- **WHAT IS NEEDED**:
From the entries below, pull out each line where "normalisation" appears.

- **DATA TO USE**:

* start *

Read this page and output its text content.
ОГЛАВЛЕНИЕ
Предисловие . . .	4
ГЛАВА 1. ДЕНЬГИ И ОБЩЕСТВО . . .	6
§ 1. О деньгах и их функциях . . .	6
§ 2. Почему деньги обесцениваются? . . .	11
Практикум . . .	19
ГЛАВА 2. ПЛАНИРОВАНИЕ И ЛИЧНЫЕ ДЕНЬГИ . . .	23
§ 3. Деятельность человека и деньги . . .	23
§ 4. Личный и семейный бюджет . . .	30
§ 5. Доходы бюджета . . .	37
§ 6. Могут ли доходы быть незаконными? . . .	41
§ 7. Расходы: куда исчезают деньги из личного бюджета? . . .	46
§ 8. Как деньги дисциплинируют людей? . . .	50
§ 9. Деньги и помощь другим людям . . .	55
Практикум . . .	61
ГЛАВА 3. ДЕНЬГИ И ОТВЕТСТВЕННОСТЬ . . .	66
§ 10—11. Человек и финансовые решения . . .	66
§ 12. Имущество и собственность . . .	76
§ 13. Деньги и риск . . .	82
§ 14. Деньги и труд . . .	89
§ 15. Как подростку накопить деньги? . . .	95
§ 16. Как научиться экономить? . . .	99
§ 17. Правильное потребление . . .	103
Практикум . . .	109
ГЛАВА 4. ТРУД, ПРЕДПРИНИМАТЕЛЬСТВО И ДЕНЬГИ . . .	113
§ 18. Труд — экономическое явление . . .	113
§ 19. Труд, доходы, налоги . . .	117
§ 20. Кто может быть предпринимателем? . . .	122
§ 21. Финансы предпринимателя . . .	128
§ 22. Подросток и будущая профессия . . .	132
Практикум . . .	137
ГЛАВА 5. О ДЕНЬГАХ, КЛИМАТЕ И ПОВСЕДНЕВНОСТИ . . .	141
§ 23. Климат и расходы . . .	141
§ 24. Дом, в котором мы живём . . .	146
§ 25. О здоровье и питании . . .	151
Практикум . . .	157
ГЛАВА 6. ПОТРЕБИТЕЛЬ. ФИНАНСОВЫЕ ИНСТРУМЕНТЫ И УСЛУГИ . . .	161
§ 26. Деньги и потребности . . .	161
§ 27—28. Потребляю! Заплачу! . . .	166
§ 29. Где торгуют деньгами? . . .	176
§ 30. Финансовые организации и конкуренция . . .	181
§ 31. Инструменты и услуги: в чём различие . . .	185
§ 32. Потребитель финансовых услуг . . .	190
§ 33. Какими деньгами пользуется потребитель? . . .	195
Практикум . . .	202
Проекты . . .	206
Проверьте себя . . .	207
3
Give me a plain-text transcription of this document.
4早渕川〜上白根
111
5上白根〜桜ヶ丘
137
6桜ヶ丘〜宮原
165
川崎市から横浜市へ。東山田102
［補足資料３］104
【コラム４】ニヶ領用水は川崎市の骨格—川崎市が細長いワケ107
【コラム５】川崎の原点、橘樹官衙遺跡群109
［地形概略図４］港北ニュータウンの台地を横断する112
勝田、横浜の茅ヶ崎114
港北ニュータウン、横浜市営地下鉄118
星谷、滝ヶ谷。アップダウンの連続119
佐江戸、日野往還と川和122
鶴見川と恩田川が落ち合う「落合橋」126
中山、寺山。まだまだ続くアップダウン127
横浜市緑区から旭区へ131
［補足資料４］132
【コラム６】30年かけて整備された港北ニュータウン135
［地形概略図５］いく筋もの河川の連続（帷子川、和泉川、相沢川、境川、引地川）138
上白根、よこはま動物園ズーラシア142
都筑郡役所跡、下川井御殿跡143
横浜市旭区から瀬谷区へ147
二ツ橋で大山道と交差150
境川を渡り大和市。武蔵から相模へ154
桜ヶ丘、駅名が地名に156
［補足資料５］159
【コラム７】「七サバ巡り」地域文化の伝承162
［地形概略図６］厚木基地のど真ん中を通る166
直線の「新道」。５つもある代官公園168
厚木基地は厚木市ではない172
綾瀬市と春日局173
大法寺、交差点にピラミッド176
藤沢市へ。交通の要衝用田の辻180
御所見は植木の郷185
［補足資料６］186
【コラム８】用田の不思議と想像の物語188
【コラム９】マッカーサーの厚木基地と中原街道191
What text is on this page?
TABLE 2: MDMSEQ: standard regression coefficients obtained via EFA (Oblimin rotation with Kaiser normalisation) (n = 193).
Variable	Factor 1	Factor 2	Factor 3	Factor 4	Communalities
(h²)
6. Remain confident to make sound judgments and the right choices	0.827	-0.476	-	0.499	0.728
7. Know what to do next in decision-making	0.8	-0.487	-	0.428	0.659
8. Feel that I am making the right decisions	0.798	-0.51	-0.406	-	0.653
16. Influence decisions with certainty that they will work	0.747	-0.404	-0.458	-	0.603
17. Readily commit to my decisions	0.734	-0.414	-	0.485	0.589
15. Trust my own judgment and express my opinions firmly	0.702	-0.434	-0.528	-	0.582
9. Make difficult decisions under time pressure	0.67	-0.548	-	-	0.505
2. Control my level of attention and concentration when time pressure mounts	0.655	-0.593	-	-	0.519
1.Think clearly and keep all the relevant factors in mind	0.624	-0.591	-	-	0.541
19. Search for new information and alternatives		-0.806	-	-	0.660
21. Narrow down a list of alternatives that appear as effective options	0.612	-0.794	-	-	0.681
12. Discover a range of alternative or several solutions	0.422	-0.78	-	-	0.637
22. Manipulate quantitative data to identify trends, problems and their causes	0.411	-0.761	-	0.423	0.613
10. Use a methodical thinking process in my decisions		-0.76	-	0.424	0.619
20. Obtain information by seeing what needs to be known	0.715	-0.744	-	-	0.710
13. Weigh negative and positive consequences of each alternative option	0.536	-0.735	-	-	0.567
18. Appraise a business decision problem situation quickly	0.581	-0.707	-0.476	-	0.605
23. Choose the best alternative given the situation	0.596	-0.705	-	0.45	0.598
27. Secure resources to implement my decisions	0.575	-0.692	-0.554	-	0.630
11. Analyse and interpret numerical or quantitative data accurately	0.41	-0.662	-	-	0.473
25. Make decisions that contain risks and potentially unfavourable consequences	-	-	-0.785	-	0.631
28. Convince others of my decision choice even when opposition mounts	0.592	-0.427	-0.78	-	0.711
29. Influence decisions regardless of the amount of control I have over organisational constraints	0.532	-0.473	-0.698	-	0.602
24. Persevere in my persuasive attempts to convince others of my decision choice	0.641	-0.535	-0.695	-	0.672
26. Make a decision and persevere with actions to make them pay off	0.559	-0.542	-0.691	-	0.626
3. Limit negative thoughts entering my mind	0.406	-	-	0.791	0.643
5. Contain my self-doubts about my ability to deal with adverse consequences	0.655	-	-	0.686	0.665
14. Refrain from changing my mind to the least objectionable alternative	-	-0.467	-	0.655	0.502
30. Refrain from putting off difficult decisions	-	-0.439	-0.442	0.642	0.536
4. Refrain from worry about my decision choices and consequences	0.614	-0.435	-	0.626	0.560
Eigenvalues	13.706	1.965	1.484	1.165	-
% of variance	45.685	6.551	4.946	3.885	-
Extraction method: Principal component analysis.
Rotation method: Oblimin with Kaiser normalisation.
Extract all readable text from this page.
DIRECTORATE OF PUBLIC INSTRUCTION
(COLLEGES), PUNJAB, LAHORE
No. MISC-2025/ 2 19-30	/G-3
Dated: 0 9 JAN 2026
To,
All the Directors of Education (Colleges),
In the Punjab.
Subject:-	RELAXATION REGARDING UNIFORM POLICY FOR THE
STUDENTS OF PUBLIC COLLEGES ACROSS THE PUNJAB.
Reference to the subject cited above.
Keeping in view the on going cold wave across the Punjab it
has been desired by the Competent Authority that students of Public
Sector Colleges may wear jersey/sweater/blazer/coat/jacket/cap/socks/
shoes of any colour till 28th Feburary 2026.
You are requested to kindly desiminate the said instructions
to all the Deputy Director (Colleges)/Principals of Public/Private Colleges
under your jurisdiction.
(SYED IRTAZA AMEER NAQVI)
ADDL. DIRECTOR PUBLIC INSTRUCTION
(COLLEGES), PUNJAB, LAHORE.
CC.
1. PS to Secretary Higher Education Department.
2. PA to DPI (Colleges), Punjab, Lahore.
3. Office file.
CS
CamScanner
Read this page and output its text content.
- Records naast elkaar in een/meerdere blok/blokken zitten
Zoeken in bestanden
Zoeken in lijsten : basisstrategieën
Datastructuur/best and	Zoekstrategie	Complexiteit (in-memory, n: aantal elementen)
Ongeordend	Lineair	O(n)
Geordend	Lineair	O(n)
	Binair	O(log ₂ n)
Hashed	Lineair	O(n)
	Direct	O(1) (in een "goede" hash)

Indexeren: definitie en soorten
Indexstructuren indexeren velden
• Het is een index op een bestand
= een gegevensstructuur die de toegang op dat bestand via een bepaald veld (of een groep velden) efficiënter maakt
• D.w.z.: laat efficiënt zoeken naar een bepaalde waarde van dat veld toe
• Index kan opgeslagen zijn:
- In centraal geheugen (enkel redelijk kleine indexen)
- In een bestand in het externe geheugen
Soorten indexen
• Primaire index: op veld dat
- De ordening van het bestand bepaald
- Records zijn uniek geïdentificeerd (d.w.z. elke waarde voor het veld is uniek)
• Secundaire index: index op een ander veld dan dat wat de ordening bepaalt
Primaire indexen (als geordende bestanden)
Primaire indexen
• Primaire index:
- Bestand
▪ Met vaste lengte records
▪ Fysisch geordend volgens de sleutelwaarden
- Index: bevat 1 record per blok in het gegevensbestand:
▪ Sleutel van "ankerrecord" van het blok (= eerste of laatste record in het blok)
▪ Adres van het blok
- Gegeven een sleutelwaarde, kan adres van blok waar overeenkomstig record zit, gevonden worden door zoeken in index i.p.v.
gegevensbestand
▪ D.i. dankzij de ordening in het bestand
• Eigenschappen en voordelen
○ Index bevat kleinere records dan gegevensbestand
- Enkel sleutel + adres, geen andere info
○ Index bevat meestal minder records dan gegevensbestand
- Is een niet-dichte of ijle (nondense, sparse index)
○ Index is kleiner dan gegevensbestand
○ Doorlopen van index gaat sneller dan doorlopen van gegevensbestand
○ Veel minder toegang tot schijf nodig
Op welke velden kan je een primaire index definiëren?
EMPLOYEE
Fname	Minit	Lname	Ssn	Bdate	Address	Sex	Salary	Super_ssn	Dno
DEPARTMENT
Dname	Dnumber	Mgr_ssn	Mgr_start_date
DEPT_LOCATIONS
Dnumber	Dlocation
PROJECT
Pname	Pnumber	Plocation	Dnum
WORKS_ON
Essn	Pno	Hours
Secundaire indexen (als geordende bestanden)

* end *

- **THE RESULT**:
TABLE 2: MDMSEQ: standard regression coefficients obtained via EFA (Oblimin rotation with Kaiser normalisation) (n = 193).
Rotation method: Oblimin with Kaiser normalisation.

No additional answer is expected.